> _Task 1_:
Write out the passage of the BrailleBlaster thread that begins with the words containing "On Tue, Sep" and ends with "doing UI stuff.".
> _Task 2_:
List each header field in the bulleted lines at the top of the BrailleBlaster thread, along with its value.
> _Task 3_:
According to the BrailleBlaster thread, which version of tika munges the placement of newlines?

====== Excerpt provided

[liblouis-liblouisxml] [brailleblaster] Re: Some Thoughts on BrailleBlaster

  • From: "John J. Boyer" <johnjboyer@xxxxxxxxxxxxx>
  • To: liblouis-liblouisxml@xxxxxxxxxxxxx
  • Date: Tue, 7 Sep 2010 14:55:14 -0500

Laura,

If you want the job of improving tika I think nobody else will claim it. 
You should probably join the tika developers' list. They probably have
their own methods for handling patches. You can also use the issue
tracker to post bugs. Nothing in xml2brl is likely to be helpful, since
tika takes a different approach.
It would also be desirable to add some additional file types to tika's 
repertoire, such as Duxbury and Megadots. I don't know where we would 
get the file specificationns, however.

John B.

On Tue, Sep 07, 2010 at 10:08:28AM -0500, qubit wrote:
> I think modifying what's there may be preferable to starting from scratch. 
> If we look outside of tika, I don't know if John's xml2brl code is 
> appropriate to borrow from -- John, please comment.  Does it take a "tag 
> soup" approach to parsing the html in a document?
> Is it easily maintainable and flexible to add new features as they come?
> It is true, tika 0.7 munges the placement of newlines, but I think this 
> could be corrected.  I need to experiment to see if other features need 
> fixing/implementing.
> I say me, because no one else is claiming ownership of this part of the 
> code.  Presumably John is busy with the latest fixes to the C libraries, and 
> Yuemei will be doing UI stuff.
> I'm just poking around.  If others are poking in the same place, please 
> post.
> Happy hacking.

============
====== Extracted material

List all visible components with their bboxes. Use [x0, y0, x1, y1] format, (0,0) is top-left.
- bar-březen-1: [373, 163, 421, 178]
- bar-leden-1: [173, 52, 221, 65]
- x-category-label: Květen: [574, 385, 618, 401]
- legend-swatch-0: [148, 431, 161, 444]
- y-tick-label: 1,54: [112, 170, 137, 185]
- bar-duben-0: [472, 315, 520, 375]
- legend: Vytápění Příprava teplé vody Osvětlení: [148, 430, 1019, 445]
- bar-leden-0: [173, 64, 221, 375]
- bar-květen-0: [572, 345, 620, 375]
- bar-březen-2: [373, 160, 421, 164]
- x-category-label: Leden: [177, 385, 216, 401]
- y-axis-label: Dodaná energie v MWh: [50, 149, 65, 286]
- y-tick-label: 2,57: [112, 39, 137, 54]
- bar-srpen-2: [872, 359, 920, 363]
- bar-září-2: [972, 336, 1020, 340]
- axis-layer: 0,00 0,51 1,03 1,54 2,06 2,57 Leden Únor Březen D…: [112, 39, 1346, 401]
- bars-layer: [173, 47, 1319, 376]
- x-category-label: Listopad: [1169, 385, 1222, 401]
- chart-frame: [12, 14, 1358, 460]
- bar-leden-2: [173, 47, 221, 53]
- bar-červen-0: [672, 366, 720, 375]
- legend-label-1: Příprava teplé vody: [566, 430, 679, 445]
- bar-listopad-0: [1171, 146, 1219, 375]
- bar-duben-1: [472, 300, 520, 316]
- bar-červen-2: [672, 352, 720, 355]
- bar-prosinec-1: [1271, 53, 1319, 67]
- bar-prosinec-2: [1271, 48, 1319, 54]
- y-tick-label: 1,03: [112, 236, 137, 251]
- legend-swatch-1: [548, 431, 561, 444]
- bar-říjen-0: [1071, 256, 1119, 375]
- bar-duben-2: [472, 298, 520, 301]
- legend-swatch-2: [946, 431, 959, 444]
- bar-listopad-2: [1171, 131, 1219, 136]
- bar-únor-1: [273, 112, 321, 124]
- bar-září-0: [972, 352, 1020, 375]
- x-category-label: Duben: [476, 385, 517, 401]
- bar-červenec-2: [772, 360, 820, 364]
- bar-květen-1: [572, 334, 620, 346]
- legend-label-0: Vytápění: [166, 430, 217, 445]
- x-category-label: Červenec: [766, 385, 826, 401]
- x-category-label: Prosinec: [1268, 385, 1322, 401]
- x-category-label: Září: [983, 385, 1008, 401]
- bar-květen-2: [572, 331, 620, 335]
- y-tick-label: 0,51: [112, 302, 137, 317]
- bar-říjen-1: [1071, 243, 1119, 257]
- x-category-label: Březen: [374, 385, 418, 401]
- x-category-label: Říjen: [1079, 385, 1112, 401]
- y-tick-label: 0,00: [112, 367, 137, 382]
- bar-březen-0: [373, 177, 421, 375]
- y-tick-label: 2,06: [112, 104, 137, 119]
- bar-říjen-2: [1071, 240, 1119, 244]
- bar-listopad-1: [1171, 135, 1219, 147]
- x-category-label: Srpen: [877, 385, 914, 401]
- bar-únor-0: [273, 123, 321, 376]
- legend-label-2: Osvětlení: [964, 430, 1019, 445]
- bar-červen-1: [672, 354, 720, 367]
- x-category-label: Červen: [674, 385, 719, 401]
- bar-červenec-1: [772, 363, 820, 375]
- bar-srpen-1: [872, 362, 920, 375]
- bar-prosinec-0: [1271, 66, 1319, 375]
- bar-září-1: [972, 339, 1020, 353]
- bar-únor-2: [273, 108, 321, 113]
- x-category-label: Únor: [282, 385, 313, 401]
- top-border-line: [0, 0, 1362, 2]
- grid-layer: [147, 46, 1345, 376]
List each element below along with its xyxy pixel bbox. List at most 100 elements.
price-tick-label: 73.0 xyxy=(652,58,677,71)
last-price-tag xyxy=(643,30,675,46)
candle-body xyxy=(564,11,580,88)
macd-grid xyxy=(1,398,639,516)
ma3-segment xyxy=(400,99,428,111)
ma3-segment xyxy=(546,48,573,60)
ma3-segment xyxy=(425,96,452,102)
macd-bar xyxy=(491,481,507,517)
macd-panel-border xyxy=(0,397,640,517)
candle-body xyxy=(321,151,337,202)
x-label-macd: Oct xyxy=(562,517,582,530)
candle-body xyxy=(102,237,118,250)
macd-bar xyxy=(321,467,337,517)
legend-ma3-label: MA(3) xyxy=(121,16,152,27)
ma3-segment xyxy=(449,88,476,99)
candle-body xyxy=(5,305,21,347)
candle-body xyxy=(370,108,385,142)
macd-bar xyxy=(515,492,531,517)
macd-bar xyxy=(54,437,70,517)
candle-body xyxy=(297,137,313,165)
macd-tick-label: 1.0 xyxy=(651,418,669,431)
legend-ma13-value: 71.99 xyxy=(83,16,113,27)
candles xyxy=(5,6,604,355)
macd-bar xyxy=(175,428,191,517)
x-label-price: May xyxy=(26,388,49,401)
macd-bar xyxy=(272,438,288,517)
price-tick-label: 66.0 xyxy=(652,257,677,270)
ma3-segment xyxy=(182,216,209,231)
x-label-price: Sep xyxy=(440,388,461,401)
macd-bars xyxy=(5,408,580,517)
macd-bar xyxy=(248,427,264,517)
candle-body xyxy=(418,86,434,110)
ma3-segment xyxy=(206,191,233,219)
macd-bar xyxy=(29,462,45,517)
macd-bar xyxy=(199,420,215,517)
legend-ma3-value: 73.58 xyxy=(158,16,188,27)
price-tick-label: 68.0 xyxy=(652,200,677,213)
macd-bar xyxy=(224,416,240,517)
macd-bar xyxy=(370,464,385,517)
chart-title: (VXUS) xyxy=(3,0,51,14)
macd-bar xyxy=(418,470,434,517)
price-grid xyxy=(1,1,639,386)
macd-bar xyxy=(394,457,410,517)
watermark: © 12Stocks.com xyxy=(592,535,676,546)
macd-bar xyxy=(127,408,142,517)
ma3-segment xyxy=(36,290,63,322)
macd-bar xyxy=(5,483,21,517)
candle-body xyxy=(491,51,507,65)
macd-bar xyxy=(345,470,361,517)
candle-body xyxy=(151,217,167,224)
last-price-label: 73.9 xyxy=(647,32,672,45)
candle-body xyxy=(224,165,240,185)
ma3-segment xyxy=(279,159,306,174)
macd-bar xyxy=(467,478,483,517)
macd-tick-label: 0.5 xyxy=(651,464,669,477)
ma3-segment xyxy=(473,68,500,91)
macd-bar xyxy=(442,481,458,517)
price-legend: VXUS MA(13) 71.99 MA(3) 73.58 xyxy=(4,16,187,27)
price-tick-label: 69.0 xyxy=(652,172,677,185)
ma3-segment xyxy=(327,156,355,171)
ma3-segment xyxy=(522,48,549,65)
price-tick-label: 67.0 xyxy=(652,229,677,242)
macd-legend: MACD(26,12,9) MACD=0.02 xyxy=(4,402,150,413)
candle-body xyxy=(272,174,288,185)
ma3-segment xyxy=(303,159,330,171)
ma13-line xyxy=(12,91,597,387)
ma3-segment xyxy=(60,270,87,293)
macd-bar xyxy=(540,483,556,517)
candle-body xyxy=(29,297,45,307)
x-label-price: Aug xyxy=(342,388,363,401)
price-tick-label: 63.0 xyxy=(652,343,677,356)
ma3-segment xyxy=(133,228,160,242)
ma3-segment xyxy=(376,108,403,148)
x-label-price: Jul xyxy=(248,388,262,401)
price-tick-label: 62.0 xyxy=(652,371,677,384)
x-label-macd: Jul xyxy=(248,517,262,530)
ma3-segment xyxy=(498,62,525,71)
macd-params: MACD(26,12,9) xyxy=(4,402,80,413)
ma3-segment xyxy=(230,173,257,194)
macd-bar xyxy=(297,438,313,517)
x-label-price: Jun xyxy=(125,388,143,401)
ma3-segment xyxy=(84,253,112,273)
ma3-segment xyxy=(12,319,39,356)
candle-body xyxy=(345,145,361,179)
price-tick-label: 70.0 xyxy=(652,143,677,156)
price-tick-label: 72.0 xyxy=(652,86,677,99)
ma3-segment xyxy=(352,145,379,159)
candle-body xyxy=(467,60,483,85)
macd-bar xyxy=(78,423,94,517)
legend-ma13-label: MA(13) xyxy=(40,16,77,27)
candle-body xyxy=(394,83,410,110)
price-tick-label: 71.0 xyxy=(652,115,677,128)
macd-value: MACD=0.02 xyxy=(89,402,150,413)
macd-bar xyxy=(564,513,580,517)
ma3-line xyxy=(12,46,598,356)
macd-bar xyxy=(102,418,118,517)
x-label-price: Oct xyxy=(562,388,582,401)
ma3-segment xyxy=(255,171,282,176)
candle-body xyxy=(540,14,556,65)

============

> _Finished answer 1_:
On Tue, Sep 07, 2010 at 10:08:28AM -0500, qubit wrote:
> I think modifying what's there may be preferable to starting from scratch. 
> If we look outside of tika, I don't know if John's xml2brl code is 
> appropriate to borrow from -- John, please comment.  Does it take a "tag 
> soup" approach to parsing the html in a document?
> Is it easily maintainable and flexible to add new features as they come?
> It is true, tika 0.7 munges the placement of newlines, but I think this 
> could be corrected.  I need to experiment to see if other features need 
> fixing/implementing.
> I say me, because no one else is claiming ownership of this part of the 
> code.  Presumably John is busy with the latest fixes to the C libraries, and 
> Yuemei will be doing UI stuff.

> _Finished answer 2_:
From: "John J. Boyer" <johnjboyer@xxxxxxxxxxxxx>
To: liblouis-liblouisxml@xxxxxxxxxxxxx
Date: Tue, 7 Sep 2010 14:55:14 -0500

> _Finished answer 3_:
Tika 0.7.